• Exercise requirements: Collect all lines containing the word "盘古余本" from the data.

** BEGIN Supplied entries **

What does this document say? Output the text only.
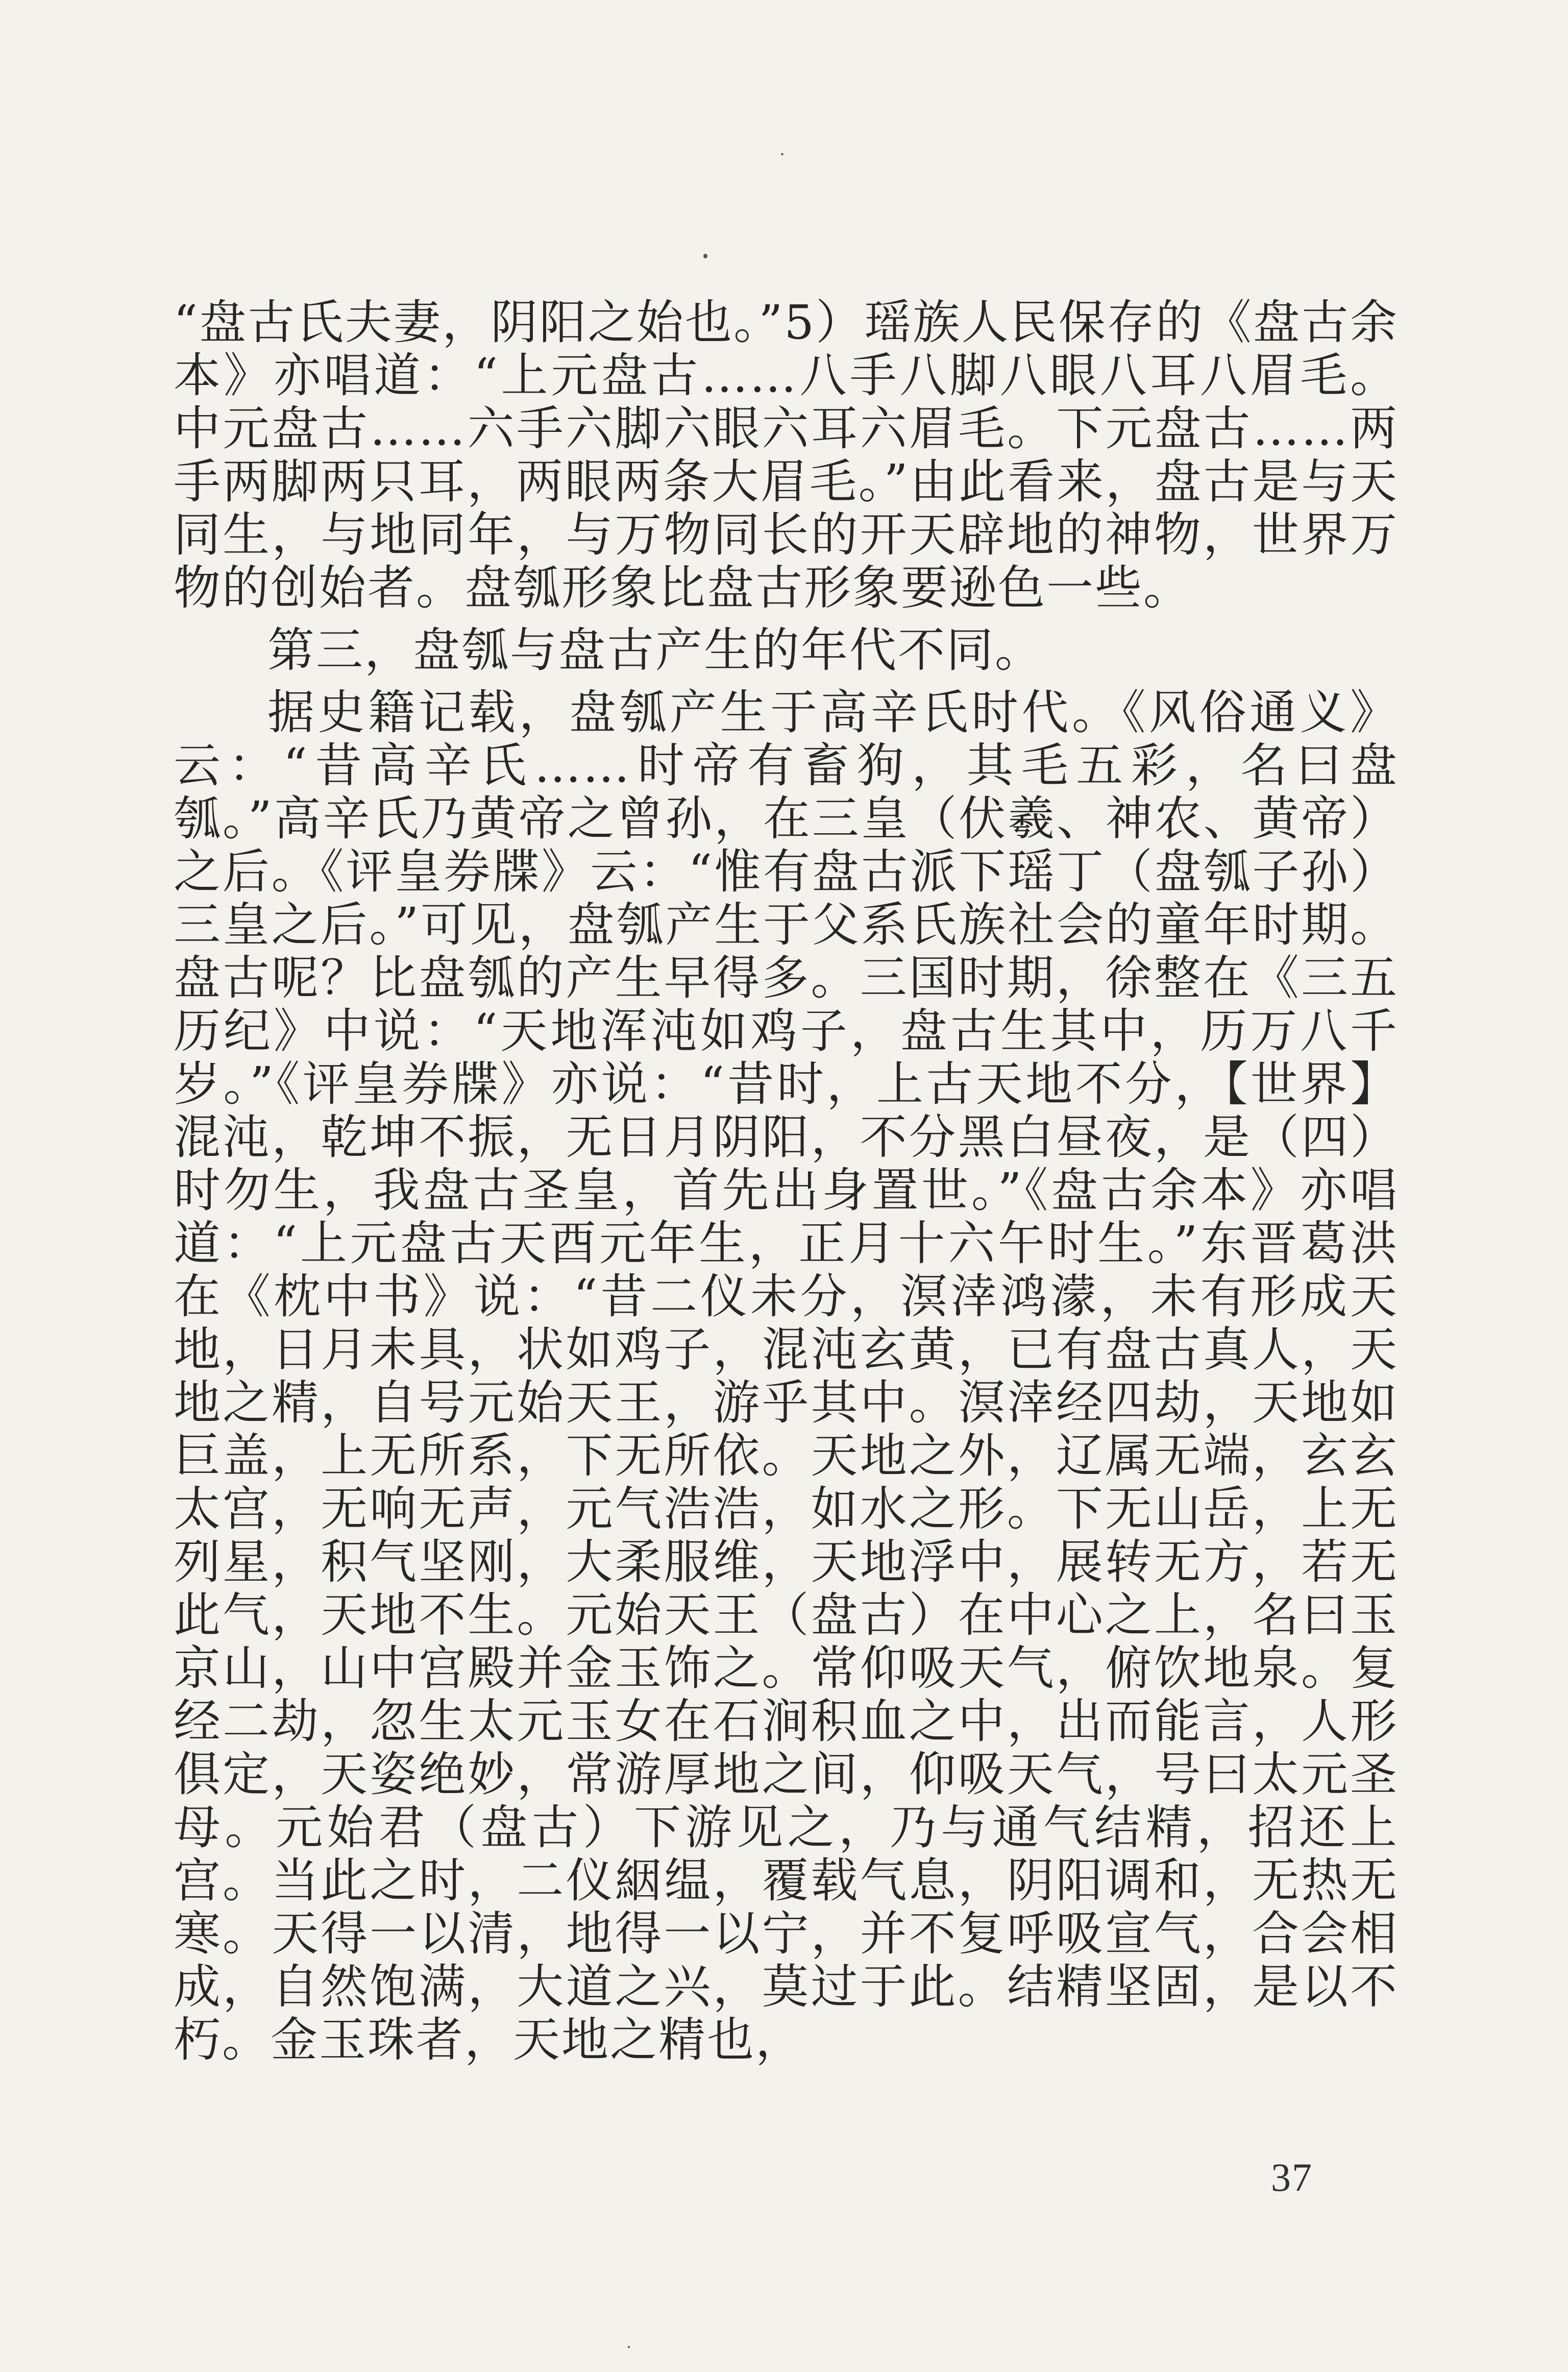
“盘古氏夫妻，阴阳之始也。”5）瑶族人民保存的《盘古余本》亦唱道：“上元盘古……八手八脚八眼八耳八眉毛。中元盘古……六手六脚六眼六耳六眉毛。下元盘古……两手两脚两只耳，两眼两条大眉毛。”由此看来，盘古是与天同生，与地同年，与万物同长的开天辟地的神物，世界万物的创始者。盘瓠形象比盘古形象要逊色一些。

第三，盘瓠与盘古产生的年代不同。

据史籍记载，盘瓠产生于高辛氏时代。《风俗通义》云：“昔高辛氏……时帝有畜狗，其毛五彩，名曰盘瓠。”高辛氏乃黄帝之曾孙，在三皇（伏羲、神农、黄帝）之后。《评皇券牒》云：“惟有盘古派下瑶丁（盘瓠子孙）三皇之后。”可见，盘瓠产生于父系氏族社会的童年时期。盘古呢？比盘瓠的产生早得多。三国时期，徐整在《三五历纪》中说：“天地浑沌如鸡子，盘古生其中，历万八千岁。”《评皇券牒》亦说：“昔时，上古天地不分，【世界】混沌，乾坤不振，无日月阴阳，不分黑白昼夜，是（四）时勿生，我盘古圣皇，首先出身置世。”《盘古余本》亦唱道：“上元盘古天酉元年生，正月十六午时生。”东晋葛洪在《枕中书》说：“昔二仪未分，溟涬鸿濛，未有形成天地，日月未具，状如鸡子，混沌玄黄，已有盘古真人，天地之精，自号元始天王，游乎其中。溟涬经四劫，天地如巨盖，上无所系，下无所依。天地之外，辽属无端，玄玄太宫，无响无声，元气浩浩，如水之形。下无山岳，上无列星，积气坚刚，大柔服维，天地浮中，展转无方，若无此气，天地不生。元始天王（盘古）在中心之上，名曰玉京山，山中宫殿并金玉饰之。常仰吸天气，俯饮地泉。复经二劫，忽生太元玉女在石涧积血之中，出而能言，人形俱定，天姿绝妙，常游厚地之间，仰吸天气，号曰太元圣母。元始君（盘古）下游见之，乃与通气结精，招还上宫。当此之时，二仪絪缊，覆载气息，阴阳调和，无热无寒。天得一以清，地得一以宁，并不复呼吸宣气，合会相成，自然饱满，大道之兴，莫过于此。结精坚固，是以不朽。金玉珠者，天地之精也，

37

** END Supplied entries **

• Expected answer:
“盘古氏夫妻，阴阳之始也。”5）瑶族人民保存的《盘古余本》亦唱道：“上元盘古……八手八脚八眼八耳八眉毛。中元盘古……六手六脚六眼六耳六眉毛。下元盘古……两手两脚两只耳，两眼两条大眉毛。”由此看来，盘古是与天同生，与地同年，与万物同长的开天辟地的神物，世界万物的创始者。盘瓠形象比盘古形象要逊色一些。
据史籍记载，盘瓠产生于高辛氏时代。《风俗通义》云：“昔高辛氏……时帝有畜狗，其毛五彩，名曰盘瓠。”高辛氏乃黄帝之曾孙，在三皇（伏羲、神农、黄帝）之后。《评皇券牒》云：“惟有盘古派下瑶丁（盘瓠子孙）三皇之后。”可见，盘瓠产生于父系氏族社会的童年时期。盘古呢？比盘瓠的产生早得多。三国时期，徐整在《三五历纪》中说：“天地浑沌如鸡子，盘古生其中，历万八千岁。”《评皇券牒》亦说：“昔时，上古天地不分，【世界】混沌，乾坤不振，无日月阴阳，不分黑白昼夜，是（四）时勿生，我盘古圣皇，首先出身置世。”《盘古余本》亦唱道：“上元盘古天酉元年生，正月十六午时生。”东晋葛洪在《枕中书》说：“昔二仪未分，溟涬鸿濛，未有形成天地，日月未具，状如鸡子，混沌玄黄，已有盘古真人，天地之精，自号元始天王，游乎其中。溟涬经四劫，天地如巨盖，上无所系，下无所依。天地之外，辽属无端，玄玄太宫，无响无声，元气浩浩，如水之形。下无山岳，上无列星，积气坚刚，大柔服维，天地浮中，展转无方，若无此气，天地不生。元始天王（盘古）在中心之上，名曰玉京山，山中宫殿并金玉饰之。常仰吸天气，俯饮地泉。复经二劫，忽生太元玉女在石涧积血之中，出而能言，人形俱定，天姿绝妙，常游厚地之间，仰吸天气，号曰太元圣母。元始君（盘古）下游见之，乃与通气结精，招还上宫。当此之时，二仪絪缊，覆载气息，阴阳调和，无热无寒。天得一以清，地得一以宁，并不复呼吸宣气，合会相成，自然饱满，大道之兴，莫过于此。结精坚固，是以不朽。金玉珠者，天地之精也，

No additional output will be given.